§ **WHAT IS ASKED**: From the listing below, pull out all lines with "znajomości" in them.

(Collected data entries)
——
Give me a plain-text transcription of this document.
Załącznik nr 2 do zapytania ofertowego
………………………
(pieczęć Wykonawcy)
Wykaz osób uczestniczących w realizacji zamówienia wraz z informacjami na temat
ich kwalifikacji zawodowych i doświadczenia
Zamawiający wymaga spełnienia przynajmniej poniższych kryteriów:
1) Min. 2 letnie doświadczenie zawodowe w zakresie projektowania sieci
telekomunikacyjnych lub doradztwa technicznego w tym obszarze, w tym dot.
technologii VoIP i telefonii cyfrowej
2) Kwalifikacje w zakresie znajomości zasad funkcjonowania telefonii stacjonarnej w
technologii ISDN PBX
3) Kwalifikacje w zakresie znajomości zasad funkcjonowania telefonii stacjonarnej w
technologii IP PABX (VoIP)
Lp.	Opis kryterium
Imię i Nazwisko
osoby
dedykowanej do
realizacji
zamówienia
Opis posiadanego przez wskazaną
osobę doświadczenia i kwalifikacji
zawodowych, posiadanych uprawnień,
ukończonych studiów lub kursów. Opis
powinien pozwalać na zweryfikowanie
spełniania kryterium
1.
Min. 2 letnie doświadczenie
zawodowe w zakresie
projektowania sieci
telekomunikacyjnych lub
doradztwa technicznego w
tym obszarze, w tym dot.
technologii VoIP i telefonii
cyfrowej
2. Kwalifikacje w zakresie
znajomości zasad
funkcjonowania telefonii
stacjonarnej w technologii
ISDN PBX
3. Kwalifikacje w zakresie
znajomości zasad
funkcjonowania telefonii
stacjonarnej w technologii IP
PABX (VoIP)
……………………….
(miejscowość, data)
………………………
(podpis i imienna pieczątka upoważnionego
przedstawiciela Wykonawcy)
——
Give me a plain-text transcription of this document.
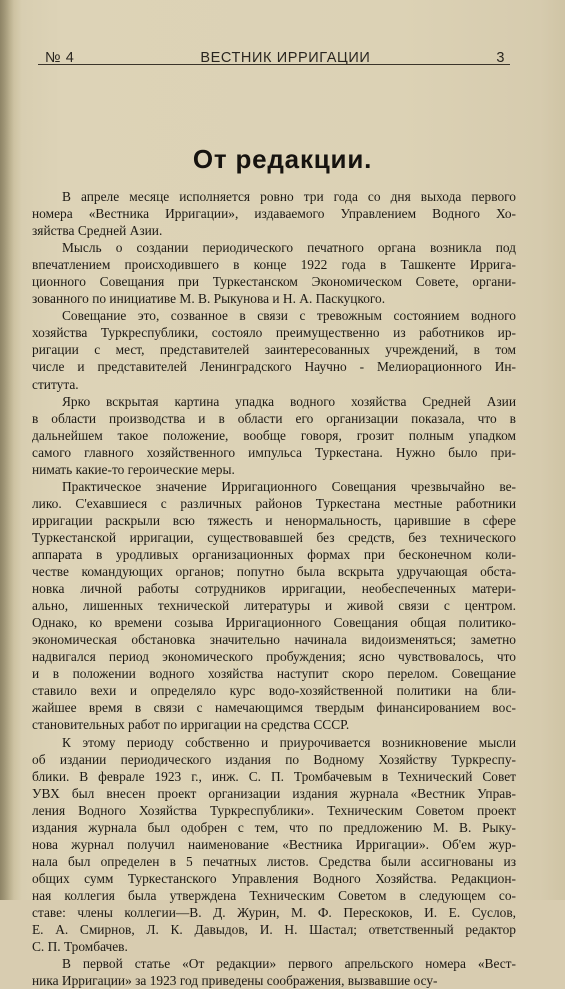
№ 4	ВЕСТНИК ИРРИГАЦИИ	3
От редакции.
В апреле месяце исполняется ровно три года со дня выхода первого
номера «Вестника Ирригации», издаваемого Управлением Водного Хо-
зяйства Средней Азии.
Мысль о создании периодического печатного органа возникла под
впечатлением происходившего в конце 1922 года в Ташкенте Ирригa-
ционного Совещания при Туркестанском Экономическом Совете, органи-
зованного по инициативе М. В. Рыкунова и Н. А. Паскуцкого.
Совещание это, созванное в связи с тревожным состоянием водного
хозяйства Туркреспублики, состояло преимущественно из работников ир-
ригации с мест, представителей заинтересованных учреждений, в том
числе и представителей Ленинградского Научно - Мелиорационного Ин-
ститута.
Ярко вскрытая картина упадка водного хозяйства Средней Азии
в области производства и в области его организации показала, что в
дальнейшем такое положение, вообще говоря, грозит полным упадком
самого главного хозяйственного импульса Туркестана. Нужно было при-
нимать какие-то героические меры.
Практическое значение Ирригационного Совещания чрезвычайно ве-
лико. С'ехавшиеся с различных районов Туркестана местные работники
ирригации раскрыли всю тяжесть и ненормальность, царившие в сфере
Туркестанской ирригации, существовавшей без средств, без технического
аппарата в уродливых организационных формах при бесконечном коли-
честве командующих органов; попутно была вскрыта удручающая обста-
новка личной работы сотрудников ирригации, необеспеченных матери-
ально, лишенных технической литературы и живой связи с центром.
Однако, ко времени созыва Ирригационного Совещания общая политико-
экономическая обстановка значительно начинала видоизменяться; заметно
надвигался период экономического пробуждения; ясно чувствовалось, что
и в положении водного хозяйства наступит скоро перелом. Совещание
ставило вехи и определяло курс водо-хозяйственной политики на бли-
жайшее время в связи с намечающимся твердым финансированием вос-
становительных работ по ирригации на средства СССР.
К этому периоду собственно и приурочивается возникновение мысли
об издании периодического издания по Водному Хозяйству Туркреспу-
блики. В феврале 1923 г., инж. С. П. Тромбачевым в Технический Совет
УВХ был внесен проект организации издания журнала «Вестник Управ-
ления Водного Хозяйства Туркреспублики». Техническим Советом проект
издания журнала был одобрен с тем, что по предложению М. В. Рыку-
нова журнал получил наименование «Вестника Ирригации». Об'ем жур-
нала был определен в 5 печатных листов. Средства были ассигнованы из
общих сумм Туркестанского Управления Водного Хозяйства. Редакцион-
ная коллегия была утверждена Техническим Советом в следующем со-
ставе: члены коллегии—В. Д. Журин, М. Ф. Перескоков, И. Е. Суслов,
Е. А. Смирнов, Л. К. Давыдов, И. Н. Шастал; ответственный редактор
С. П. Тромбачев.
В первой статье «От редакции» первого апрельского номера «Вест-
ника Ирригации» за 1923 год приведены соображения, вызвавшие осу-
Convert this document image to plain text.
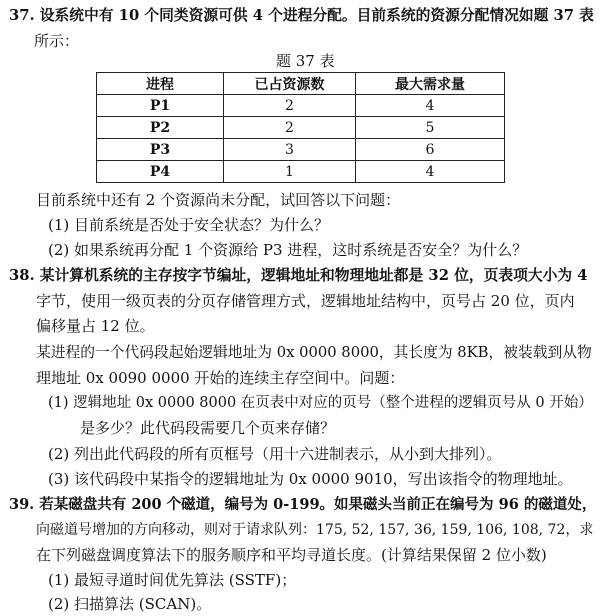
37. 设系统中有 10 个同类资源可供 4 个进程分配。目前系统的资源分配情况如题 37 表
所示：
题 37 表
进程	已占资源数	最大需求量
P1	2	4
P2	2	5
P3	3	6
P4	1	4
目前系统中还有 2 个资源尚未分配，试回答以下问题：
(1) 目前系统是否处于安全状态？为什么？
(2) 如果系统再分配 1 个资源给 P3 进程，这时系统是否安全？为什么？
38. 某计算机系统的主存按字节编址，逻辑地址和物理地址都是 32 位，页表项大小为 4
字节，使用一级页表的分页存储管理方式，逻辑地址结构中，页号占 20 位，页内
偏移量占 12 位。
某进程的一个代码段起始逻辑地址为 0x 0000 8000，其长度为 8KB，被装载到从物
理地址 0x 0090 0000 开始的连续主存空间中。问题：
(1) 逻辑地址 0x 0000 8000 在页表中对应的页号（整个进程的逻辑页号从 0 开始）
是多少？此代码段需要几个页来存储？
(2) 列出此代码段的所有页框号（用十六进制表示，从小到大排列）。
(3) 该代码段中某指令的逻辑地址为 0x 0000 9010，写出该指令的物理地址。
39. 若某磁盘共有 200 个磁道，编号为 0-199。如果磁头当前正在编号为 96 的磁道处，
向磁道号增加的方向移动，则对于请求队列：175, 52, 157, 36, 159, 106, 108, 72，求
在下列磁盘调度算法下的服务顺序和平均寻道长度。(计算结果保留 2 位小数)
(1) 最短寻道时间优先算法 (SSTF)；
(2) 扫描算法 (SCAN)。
——
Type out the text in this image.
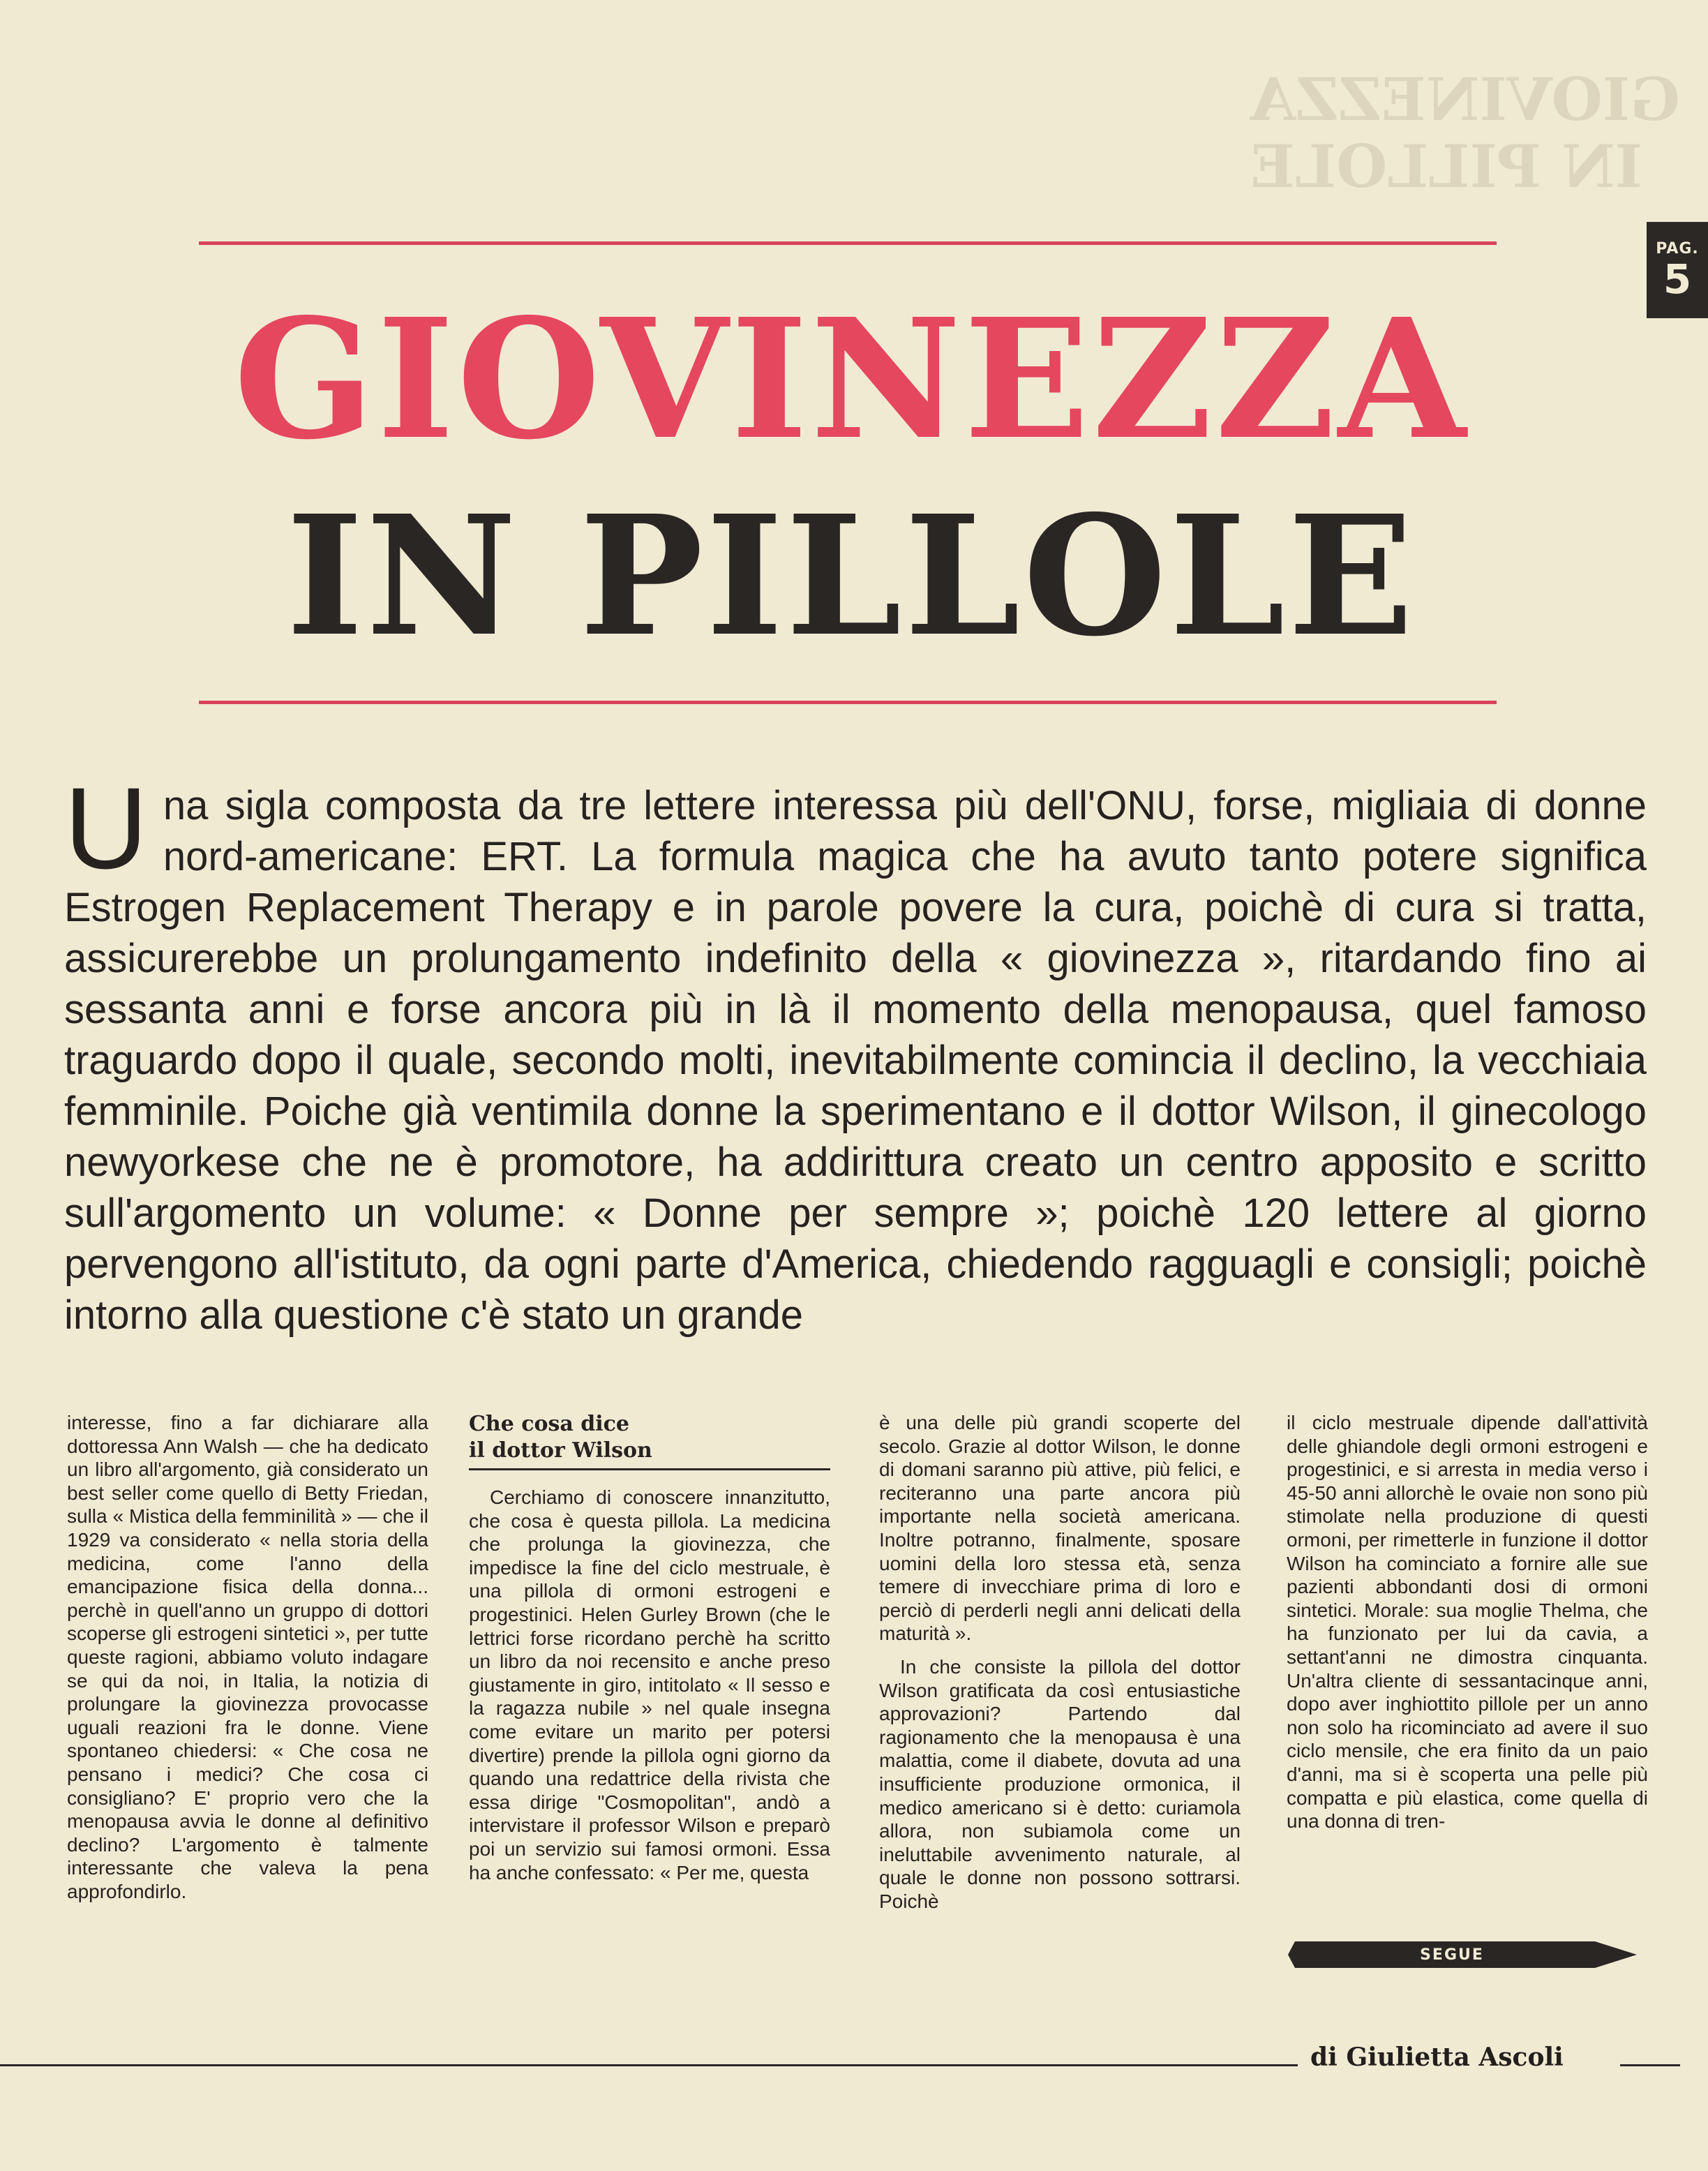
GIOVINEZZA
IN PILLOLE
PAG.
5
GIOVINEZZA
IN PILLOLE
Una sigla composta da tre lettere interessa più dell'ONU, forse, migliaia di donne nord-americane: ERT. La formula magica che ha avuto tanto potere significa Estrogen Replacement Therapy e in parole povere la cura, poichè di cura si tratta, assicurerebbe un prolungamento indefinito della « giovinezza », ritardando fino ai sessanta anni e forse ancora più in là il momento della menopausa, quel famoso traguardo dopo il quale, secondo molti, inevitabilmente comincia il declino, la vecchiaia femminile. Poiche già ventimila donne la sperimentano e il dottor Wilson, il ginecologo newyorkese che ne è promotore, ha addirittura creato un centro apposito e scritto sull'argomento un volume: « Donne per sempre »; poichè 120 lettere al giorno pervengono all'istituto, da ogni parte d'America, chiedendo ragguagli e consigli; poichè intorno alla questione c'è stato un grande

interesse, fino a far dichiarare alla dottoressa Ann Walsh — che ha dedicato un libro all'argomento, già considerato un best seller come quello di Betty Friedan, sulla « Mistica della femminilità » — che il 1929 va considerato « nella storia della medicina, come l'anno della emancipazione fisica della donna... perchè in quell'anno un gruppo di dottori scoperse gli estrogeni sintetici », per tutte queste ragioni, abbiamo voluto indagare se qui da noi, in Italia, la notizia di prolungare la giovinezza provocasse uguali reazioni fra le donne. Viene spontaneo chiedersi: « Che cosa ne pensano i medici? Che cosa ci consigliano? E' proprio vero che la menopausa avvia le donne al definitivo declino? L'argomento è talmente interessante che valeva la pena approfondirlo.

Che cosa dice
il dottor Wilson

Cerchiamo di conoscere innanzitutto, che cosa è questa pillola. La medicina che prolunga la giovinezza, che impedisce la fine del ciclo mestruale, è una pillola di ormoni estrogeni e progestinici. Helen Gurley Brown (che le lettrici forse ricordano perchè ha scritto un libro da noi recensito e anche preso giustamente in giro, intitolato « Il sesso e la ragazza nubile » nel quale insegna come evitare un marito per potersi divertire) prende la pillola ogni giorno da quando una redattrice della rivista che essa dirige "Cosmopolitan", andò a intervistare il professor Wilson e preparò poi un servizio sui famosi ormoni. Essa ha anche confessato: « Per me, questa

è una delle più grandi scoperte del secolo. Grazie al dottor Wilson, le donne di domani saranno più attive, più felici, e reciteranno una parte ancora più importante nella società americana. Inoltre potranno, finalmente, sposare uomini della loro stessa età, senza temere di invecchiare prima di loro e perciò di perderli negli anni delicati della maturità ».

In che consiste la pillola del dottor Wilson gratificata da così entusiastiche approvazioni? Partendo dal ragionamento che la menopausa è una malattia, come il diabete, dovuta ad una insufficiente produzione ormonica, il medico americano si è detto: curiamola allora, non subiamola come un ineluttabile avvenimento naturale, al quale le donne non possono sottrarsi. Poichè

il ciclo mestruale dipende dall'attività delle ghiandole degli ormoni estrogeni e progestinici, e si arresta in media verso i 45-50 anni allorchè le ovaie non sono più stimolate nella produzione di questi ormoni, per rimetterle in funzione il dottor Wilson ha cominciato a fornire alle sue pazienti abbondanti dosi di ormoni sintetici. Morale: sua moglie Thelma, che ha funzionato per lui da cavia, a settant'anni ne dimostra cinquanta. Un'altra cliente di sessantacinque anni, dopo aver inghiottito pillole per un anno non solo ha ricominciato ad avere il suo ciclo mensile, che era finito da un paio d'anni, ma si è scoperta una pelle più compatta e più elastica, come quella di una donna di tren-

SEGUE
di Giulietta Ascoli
——
§ **EXERCISE OUTPUT**:
2) Kwalifikacje w zakresie znajomości zasad funkcjonowania telefonii stacjonarnej w
3) Kwalifikacje w zakresie znajomości zasad funkcjonowania telefonii stacjonarnej w
znajomości zasad
znajomości zasad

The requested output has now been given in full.